** START Supplied information **
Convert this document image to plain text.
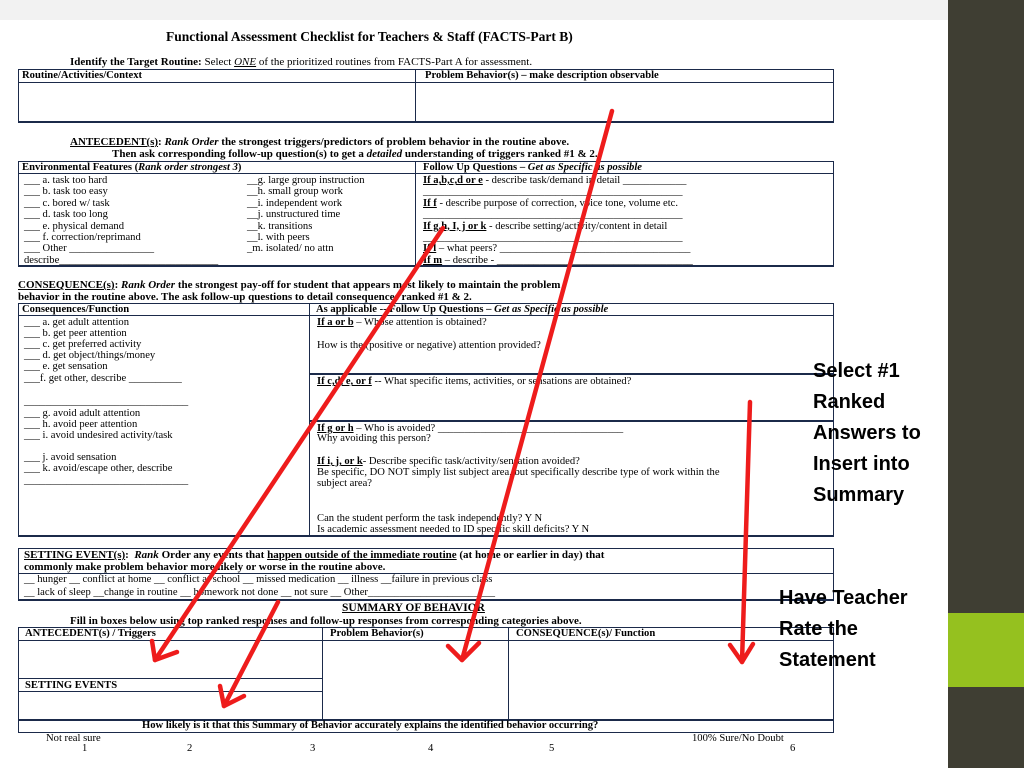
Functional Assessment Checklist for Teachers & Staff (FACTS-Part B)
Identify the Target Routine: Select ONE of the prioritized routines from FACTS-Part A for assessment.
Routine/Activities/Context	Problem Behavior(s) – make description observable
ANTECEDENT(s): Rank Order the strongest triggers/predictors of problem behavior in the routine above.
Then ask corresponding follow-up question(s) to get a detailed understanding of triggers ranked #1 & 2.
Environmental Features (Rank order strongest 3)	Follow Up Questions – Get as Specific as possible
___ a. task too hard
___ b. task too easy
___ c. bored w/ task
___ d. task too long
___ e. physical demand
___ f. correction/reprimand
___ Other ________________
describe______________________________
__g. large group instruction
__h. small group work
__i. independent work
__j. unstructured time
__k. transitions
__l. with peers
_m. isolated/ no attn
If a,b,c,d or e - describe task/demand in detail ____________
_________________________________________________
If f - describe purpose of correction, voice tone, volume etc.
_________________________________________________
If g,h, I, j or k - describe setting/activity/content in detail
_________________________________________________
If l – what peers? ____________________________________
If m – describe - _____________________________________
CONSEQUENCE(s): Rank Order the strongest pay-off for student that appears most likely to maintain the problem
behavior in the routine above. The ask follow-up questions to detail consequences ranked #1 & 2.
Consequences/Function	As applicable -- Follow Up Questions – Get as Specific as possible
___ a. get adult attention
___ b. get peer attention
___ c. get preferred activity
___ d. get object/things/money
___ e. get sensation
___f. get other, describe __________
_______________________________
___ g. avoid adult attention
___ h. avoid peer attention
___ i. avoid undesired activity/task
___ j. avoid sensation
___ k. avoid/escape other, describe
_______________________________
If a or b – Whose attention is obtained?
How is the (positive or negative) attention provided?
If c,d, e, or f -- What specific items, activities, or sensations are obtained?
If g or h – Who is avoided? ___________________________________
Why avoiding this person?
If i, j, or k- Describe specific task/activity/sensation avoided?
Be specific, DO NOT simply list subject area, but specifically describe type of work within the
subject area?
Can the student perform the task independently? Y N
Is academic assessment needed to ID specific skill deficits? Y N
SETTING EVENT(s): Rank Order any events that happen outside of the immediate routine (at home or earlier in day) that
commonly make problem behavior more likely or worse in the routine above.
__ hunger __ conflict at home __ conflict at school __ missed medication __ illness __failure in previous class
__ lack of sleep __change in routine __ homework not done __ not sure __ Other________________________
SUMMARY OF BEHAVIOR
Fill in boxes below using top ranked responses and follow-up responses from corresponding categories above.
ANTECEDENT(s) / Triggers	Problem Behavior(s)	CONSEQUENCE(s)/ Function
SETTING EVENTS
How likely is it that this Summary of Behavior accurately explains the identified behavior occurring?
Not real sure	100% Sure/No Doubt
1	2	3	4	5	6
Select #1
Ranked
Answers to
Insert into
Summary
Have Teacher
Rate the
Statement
** END Supplied information **
# [Brief]
Repeat verbatim all the material, but not the pictures.

# [Exercise solution]
Convert this document image to plain text.
Functional Assessment Checklist for Teachers & Staff (FACTS-Part B)
Identify the Target Routine: Select ONE of the prioritized routines from FACTS-Part A for assessment.
Routine/Activities/Context	Problem Behavior(s) – make description observable
ANTECEDENT(s): Rank Order the strongest triggers/predictors of problem behavior in the routine above.
Then ask corresponding follow-up question(s) to get a detailed understanding of triggers ranked #1 & 2.
Environmental Features (Rank order strongest 3)	Follow Up Questions – Get as Specific as possible
___ a. task too hard
___ b. task too easy
___ c. bored w/ task
___ d. task too long
___ e. physical demand
___ f. correction/reprimand
___ Other ________________
describe______________________________
__g. large group instruction
__h. small group work
__i. independent work
__j. unstructured time
__k. transitions
__l. with peers
_m. isolated/ no attn
If a,b,c,d or e - describe task/demand in detail ____________
_________________________________________________
If f - describe purpose of correction, voice tone, volume etc.
_________________________________________________
If g,h, I, j or k - describe setting/activity/content in detail
_________________________________________________
If l – what peers? ____________________________________
If m – describe - _____________________________________
CONSEQUENCE(s): Rank Order the strongest pay-off for student that appears most likely to maintain the problem
behavior in the routine above. The ask follow-up questions to detail consequences ranked #1 & 2.
Consequences/Function	As applicable -- Follow Up Questions – Get as Specific as possible
___ a. get adult attention
___ b. get peer attention
___ c. get preferred activity
___ d. get object/things/money
___ e. get sensation
___f. get other, describe __________
_______________________________
___ g. avoid adult attention
___ h. avoid peer attention
___ i. avoid undesired activity/task
___ j. avoid sensation
___ k. avoid/escape other, describe
_______________________________
If a or b – Whose attention is obtained?
How is the (positive or negative) attention provided?
If c,d, e, or f -- What specific items, activities, or sensations are obtained?
If g or h – Who is avoided? ___________________________________
Why avoiding this person?
If i, j, or k- Describe specific task/activity/sensation avoided?
Be specific, DO NOT simply list subject area, but specifically describe type of work within the
subject area?
Can the student perform the task independently? Y N
Is academic assessment needed to ID specific skill deficits? Y N
SETTING EVENT(s): Rank Order any events that happen outside of the immediate routine (at home or earlier in day) that
commonly make problem behavior more likely or worse in the routine above.
__ hunger __ conflict at home __ conflict at school __ missed medication __ illness __failure in previous class
__ lack of sleep __change in routine __ homework not done __ not sure __ Other________________________
SUMMARY OF BEHAVIOR
Fill in boxes below using top ranked responses and follow-up responses from corresponding categories above.
ANTECEDENT(s) / Triggers	Problem Behavior(s)	CONSEQUENCE(s)/ Function
SETTING EVENTS
How likely is it that this Summary of Behavior accurately explains the identified behavior occurring?
Not real sure	100% Sure/No Doubt
1	2	3	4	5	6
Select #1
Ranked
Answers to
Insert into
Summary
Have Teacher
Rate the
Statement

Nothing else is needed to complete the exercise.